**WORK TO BE COMPLETED:**
Reproduce the line that contains "Serialize everything readable" and every line after it through the end of the records, exactly, with nothing added.

**RECORD SET:**
-- Start --

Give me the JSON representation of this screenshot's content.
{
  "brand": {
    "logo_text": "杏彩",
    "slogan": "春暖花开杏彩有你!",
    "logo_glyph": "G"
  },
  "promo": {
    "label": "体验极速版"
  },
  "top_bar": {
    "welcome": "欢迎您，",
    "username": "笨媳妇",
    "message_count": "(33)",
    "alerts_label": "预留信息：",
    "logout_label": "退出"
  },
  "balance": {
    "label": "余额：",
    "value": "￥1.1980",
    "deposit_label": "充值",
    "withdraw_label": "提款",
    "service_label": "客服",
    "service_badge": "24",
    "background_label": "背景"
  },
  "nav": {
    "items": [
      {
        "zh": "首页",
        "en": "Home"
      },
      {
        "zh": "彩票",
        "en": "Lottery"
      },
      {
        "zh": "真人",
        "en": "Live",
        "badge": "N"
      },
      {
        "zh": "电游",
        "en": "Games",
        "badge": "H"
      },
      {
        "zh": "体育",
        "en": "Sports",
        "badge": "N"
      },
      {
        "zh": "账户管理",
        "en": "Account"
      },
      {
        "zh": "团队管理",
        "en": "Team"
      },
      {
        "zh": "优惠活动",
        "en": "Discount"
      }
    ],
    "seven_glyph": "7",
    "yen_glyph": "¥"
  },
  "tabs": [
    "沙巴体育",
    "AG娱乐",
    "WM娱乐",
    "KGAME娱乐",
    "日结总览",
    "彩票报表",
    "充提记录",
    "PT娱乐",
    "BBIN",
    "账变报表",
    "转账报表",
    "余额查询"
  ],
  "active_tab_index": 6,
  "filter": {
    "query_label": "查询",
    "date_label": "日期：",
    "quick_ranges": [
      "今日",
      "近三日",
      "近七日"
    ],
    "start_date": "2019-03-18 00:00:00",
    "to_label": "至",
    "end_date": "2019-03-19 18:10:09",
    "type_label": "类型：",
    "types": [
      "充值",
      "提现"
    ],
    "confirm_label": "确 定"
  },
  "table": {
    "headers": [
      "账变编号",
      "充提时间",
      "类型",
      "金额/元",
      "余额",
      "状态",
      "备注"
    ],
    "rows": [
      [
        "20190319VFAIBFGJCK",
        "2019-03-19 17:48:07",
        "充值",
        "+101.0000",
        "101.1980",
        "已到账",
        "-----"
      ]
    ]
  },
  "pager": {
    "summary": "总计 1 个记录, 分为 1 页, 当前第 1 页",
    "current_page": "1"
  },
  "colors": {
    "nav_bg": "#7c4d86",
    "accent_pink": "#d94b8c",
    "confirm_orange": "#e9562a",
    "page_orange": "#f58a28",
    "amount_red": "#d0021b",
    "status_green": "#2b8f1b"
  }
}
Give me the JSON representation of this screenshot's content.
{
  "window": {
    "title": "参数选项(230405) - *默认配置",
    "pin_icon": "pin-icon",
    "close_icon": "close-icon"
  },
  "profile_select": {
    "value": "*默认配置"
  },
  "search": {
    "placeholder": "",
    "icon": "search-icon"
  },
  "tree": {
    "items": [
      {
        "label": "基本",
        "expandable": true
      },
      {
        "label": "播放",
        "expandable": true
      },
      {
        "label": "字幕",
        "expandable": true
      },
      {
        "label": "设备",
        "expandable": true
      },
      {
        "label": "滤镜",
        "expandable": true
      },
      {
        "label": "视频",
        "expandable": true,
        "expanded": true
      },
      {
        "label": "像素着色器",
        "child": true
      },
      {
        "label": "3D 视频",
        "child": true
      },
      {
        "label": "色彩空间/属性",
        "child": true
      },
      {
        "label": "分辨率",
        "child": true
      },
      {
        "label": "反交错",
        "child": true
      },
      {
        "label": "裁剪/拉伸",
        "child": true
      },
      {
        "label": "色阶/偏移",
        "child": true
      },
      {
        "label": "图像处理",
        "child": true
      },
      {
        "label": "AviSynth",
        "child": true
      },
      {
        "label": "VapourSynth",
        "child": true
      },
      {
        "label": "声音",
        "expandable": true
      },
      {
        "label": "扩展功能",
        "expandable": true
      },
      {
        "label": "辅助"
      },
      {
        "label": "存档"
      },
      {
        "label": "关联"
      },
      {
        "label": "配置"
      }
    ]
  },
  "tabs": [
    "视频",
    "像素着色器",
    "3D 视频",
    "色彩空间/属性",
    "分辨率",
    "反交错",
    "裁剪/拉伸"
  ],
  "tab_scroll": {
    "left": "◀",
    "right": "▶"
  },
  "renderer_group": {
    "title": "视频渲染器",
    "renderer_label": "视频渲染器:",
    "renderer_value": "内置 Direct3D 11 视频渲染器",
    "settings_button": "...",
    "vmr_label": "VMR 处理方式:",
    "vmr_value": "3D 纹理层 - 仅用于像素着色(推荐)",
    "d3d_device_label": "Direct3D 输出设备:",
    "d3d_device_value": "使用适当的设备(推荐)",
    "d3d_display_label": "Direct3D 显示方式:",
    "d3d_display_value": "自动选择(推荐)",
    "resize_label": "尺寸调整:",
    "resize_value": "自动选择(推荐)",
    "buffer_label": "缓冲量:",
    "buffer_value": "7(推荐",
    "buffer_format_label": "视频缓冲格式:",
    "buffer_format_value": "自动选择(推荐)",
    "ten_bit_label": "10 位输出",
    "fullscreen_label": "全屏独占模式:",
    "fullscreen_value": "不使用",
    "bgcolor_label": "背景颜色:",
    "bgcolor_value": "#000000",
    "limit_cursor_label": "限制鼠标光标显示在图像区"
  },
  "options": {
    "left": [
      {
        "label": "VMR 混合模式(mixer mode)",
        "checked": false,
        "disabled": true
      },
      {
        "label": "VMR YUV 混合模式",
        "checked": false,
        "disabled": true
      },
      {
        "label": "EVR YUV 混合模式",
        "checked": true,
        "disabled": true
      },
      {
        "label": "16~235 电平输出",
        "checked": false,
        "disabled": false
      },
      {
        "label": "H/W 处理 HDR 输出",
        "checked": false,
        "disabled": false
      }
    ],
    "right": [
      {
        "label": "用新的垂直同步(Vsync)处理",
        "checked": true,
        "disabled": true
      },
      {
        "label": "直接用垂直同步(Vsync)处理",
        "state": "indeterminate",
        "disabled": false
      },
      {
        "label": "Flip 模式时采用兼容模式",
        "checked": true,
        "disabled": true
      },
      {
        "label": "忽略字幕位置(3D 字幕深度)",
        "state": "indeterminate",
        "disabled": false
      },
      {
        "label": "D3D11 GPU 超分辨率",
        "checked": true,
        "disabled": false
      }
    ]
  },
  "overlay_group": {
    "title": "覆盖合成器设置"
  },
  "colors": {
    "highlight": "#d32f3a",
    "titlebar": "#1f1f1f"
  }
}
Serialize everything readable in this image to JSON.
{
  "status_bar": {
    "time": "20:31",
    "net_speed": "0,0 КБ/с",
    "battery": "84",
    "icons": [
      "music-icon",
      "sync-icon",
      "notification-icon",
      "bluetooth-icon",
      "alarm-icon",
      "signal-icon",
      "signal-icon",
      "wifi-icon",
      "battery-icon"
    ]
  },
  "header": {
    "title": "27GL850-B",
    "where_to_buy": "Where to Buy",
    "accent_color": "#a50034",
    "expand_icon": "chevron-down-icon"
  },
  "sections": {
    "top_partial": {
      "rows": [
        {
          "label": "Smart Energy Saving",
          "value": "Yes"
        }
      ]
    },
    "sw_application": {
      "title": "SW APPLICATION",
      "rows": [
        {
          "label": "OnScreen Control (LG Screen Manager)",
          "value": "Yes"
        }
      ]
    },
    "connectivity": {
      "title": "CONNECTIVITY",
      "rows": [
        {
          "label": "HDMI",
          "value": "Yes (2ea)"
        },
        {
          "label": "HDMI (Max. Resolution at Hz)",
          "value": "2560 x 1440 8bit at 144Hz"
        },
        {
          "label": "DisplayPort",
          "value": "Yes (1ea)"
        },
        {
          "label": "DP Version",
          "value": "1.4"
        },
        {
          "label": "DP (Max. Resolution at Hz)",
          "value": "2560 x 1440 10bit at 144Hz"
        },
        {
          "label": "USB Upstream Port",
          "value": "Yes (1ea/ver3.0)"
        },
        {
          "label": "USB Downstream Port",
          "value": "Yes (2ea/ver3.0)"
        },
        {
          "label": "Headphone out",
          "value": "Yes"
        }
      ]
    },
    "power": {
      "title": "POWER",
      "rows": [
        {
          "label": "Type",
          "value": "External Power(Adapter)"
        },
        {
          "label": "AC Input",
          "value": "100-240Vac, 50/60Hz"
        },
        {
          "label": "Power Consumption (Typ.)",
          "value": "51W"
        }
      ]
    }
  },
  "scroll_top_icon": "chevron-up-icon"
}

-- End --

**THE REPLY:**
Serialize everything readable in this image to JSON.
{
  "status_bar": {
    "time": "20:31",
    "net_speed": "0,0 КБ/с",
    "battery": "84",
    "icons": [
      "music-icon",
      "sync-icon",
      "notification-icon",
      "bluetooth-icon",
      "alarm-icon",
      "signal-icon",
      "signal-icon",
      "wifi-icon",
      "battery-icon"
    ]
  },
  "header": {
    "title": "27GL850-B",
    "where_to_buy": "Where to Buy",
    "accent_color": "#a50034",
    "expand_icon": "chevron-down-icon"
  },
  "sections": {
    "top_partial": {
      "rows": [
        {
          "label": "Smart Energy Saving",
          "value": "Yes"
        }
      ]
    },
    "sw_application": {
      "title": "SW APPLICATION",
      "rows": [
        {
          "label": "OnScreen Control (LG Screen Manager)",
          "value": "Yes"
        }
      ]
    },
    "connectivity": {
      "title": "CONNECTIVITY",
      "rows": [
        {
          "label": "HDMI",
          "value": "Yes (2ea)"
        },
        {
          "label": "HDMI (Max. Resolution at Hz)",
          "value": "2560 x 1440 8bit at 144Hz"
        },
        {
          "label": "DisplayPort",
          "value": "Yes (1ea)"
        },
        {
          "label": "DP Version",
          "value": "1.4"
        },
        {
          "label": "DP (Max. Resolution at Hz)",
          "value": "2560 x 1440 10bit at 144Hz"
        },
        {
          "label": "USB Upstream Port",
          "value": "Yes (1ea/ver3.0)"
        },
        {
          "label": "USB Downstream Port",
          "value": "Yes (2ea/ver3.0)"
        },
        {
          "label": "Headphone out",
          "value": "Yes"
        }
      ]
    },
    "power": {
      "title": "POWER",
      "rows": [
        {
          "label": "Type",
          "value": "External Power(Adapter)"
        },
        {
          "label": "AC Input",
          "value": "100-240Vac, 50/60Hz"
        },
        {
          "label": "Power Consumption (Typ.)",
          "value": "51W"
        }
      ]
    }
  },
  "scroll_top_icon": "chevron-up-icon"
}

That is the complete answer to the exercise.